_Written problem:_ Count every line in the entries that follow where the word "Расчет" appears, then state only the total.

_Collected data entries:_

-- BEGIN --

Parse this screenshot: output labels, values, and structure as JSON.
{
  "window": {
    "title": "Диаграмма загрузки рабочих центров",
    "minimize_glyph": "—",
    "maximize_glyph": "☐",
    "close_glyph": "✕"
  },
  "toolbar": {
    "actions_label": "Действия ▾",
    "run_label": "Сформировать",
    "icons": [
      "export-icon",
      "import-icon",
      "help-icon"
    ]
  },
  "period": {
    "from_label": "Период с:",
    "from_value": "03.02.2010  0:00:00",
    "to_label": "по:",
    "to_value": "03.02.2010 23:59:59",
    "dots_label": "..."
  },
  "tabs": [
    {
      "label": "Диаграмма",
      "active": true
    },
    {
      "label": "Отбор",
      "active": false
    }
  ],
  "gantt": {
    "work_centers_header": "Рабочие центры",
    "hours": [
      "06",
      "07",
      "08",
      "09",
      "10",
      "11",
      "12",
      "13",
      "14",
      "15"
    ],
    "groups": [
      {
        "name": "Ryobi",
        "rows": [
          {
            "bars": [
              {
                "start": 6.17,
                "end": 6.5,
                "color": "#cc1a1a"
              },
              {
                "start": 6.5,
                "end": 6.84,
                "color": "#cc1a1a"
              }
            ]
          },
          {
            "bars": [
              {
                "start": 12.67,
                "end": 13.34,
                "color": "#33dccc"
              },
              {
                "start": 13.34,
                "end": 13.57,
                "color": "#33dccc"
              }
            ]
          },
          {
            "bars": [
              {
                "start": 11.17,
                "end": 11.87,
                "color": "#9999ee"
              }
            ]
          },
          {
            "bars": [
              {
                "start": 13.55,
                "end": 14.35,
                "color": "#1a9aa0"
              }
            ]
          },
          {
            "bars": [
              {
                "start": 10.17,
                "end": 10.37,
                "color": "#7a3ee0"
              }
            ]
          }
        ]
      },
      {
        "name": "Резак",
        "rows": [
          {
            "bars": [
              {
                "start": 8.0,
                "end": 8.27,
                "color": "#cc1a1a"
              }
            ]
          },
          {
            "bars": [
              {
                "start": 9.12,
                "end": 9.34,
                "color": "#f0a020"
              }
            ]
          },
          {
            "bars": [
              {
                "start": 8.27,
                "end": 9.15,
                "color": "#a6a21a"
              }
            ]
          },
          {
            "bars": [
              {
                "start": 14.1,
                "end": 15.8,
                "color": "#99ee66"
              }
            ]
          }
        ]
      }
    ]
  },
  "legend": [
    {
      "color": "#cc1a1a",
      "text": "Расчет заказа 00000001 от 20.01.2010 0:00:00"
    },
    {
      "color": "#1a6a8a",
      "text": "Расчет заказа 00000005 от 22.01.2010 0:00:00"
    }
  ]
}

-- END --

_Final result:_ 2